┌─ DATA EXCERPTS

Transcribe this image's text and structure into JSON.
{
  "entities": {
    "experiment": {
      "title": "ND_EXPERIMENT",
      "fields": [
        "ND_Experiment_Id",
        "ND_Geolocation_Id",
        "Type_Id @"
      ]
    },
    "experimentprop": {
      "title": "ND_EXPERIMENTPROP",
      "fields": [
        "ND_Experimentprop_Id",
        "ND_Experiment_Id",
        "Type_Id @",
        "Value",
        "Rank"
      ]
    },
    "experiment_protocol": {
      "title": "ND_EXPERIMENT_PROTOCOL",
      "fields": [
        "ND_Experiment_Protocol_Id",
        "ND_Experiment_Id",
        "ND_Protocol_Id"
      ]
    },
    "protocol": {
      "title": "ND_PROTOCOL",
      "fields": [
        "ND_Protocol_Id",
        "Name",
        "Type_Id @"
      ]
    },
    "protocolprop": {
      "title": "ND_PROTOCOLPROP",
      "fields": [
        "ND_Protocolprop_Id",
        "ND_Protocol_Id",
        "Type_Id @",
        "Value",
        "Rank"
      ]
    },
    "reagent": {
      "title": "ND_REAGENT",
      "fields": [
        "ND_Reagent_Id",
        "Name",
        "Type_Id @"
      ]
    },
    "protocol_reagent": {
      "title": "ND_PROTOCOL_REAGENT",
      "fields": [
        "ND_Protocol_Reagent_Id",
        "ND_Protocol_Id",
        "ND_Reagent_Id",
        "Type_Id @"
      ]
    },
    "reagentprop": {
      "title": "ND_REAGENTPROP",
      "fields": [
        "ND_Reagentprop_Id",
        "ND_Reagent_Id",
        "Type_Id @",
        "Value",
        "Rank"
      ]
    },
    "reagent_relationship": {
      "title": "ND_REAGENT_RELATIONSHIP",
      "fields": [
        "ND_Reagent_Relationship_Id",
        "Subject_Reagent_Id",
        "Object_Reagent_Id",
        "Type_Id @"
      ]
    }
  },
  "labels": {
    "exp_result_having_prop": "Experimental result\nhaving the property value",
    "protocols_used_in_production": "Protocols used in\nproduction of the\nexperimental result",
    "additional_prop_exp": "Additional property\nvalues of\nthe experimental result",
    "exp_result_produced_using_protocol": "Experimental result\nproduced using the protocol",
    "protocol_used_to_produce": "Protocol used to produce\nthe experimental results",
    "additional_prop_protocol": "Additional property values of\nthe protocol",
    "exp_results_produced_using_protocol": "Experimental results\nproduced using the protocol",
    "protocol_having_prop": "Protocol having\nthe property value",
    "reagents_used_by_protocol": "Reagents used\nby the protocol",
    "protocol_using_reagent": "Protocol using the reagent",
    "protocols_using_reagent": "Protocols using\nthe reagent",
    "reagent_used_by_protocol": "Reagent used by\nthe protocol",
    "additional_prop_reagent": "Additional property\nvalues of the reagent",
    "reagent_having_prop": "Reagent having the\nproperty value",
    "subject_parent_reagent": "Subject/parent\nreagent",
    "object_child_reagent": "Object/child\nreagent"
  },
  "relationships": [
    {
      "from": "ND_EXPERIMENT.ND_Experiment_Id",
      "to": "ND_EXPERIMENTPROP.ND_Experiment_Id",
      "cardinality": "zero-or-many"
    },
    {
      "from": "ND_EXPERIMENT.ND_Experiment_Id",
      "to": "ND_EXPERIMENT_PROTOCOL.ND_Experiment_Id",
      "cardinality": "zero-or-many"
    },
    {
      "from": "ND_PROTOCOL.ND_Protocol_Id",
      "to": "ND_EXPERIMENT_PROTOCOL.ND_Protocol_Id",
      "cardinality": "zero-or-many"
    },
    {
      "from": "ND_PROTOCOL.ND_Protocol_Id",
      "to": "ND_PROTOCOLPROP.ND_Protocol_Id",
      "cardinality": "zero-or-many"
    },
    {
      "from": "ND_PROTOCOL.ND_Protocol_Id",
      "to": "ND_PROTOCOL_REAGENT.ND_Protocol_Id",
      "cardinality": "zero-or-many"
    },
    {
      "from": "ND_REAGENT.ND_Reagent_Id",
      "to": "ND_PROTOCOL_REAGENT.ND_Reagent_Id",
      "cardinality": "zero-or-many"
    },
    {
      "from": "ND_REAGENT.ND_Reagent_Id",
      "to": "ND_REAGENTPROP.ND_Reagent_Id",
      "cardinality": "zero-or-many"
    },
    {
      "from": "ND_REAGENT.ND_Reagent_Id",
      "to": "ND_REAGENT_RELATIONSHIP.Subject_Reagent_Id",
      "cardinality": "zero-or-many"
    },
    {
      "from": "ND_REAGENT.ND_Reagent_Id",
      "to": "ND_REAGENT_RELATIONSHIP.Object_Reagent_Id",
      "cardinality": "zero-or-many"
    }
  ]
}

└─

WHAT YOU HAVE TO DO => Each record above must be given again exactly.

TASK SOLUTION =>
Transcribe this image's text and structure into JSON.
{
  "entities": {
    "experiment": {
      "title": "ND_EXPERIMENT",
      "fields": [
        "ND_Experiment_Id",
        "ND_Geolocation_Id",
        "Type_Id @"
      ]
    },
    "experimentprop": {
      "title": "ND_EXPERIMENTPROP",
      "fields": [
        "ND_Experimentprop_Id",
        "ND_Experiment_Id",
        "Type_Id @",
        "Value",
        "Rank"
      ]
    },
    "experiment_protocol": {
      "title": "ND_EXPERIMENT_PROTOCOL",
      "fields": [
        "ND_Experiment_Protocol_Id",
        "ND_Experiment_Id",
        "ND_Protocol_Id"
      ]
    },
    "protocol": {
      "title": "ND_PROTOCOL",
      "fields": [
        "ND_Protocol_Id",
        "Name",
        "Type_Id @"
      ]
    },
    "protocolprop": {
      "title": "ND_PROTOCOLPROP",
      "fields": [
        "ND_Protocolprop_Id",
        "ND_Protocol_Id",
        "Type_Id @",
        "Value",
        "Rank"
      ]
    },
    "reagent": {
      "title": "ND_REAGENT",
      "fields": [
        "ND_Reagent_Id",
        "Name",
        "Type_Id @"
      ]
    },
    "protocol_reagent": {
      "title": "ND_PROTOCOL_REAGENT",
      "fields": [
        "ND_Protocol_Reagent_Id",
        "ND_Protocol_Id",
        "ND_Reagent_Id",
        "Type_Id @"
      ]
    },
    "reagentprop": {
      "title": "ND_REAGENTPROP",
      "fields": [
        "ND_Reagentprop_Id",
        "ND_Reagent_Id",
        "Type_Id @",
        "Value",
        "Rank"
      ]
    },
    "reagent_relationship": {
      "title": "ND_REAGENT_RELATIONSHIP",
      "fields": [
        "ND_Reagent_Relationship_Id",
        "Subject_Reagent_Id",
        "Object_Reagent_Id",
        "Type_Id @"
      ]
    }
  },
  "labels": {
    "exp_result_having_prop": "Experimental result\nhaving the property value",
    "protocols_used_in_production": "Protocols used in\nproduction of the\nexperimental result",
    "additional_prop_exp": "Additional property\nvalues of\nthe experimental result",
    "exp_result_produced_using_protocol": "Experimental result\nproduced using the protocol",
    "protocol_used_to_produce": "Protocol used to produce\nthe experimental results",
    "additional_prop_protocol": "Additional property values of\nthe protocol",
    "exp_results_produced_using_protocol": "Experimental results\nproduced using the protocol",
    "protocol_having_prop": "Protocol having\nthe property value",
    "reagents_used_by_protocol": "Reagents used\nby the protocol",
    "protocol_using_reagent": "Protocol using the reagent",
    "protocols_using_reagent": "Protocols using\nthe reagent",
    "reagent_used_by_protocol": "Reagent used by\nthe protocol",
    "additional_prop_reagent": "Additional property\nvalues of the reagent",
    "reagent_having_prop": "Reagent having the\nproperty value",
    "subject_parent_reagent": "Subject/parent\nreagent",
    "object_child_reagent": "Object/child\nreagent"
  },
  "relationships": [
    {
      "from": "ND_EXPERIMENT.ND_Experiment_Id",
      "to": "ND_EXPERIMENTPROP.ND_Experiment_Id",
      "cardinality": "zero-or-many"
    },
    {
      "from": "ND_EXPERIMENT.ND_Experiment_Id",
      "to": "ND_EXPERIMENT_PROTOCOL.ND_Experiment_Id",
      "cardinality": "zero-or-many"
    },
    {
      "from": "ND_PROTOCOL.ND_Protocol_Id",
      "to": "ND_EXPERIMENT_PROTOCOL.ND_Protocol_Id",
      "cardinality": "zero-or-many"
    },
    {
      "from": "ND_PROTOCOL.ND_Protocol_Id",
      "to": "ND_PROTOCOLPROP.ND_Protocol_Id",
      "cardinality": "zero-or-many"
    },
    {
      "from": "ND_PROTOCOL.ND_Protocol_Id",
      "to": "ND_PROTOCOL_REAGENT.ND_Protocol_Id",
      "cardinality": "zero-or-many"
    },
    {
      "from": "ND_REAGENT.ND_Reagent_Id",
      "to": "ND_PROTOCOL_REAGENT.ND_Reagent_Id",
      "cardinality": "zero-or-many"
    },
    {
      "from": "ND_REAGENT.ND_Reagent_Id",
      "to": "ND_REAGENTPROP.ND_Reagent_Id",
      "cardinality": "zero-or-many"
    },
    {
      "from": "ND_REAGENT.ND_Reagent_Id",
      "to": "ND_REAGENT_RELATIONSHIP.Subject_Reagent_Id",
      "cardinality": "zero-or-many"
    },
    {
      "from": "ND_REAGENT.ND_Reagent_Id",
      "to": "ND_REAGENT_RELATIONSHIP.Object_Reagent_Id",
      "cardinality": "zero-or-many"
    }
  ]
}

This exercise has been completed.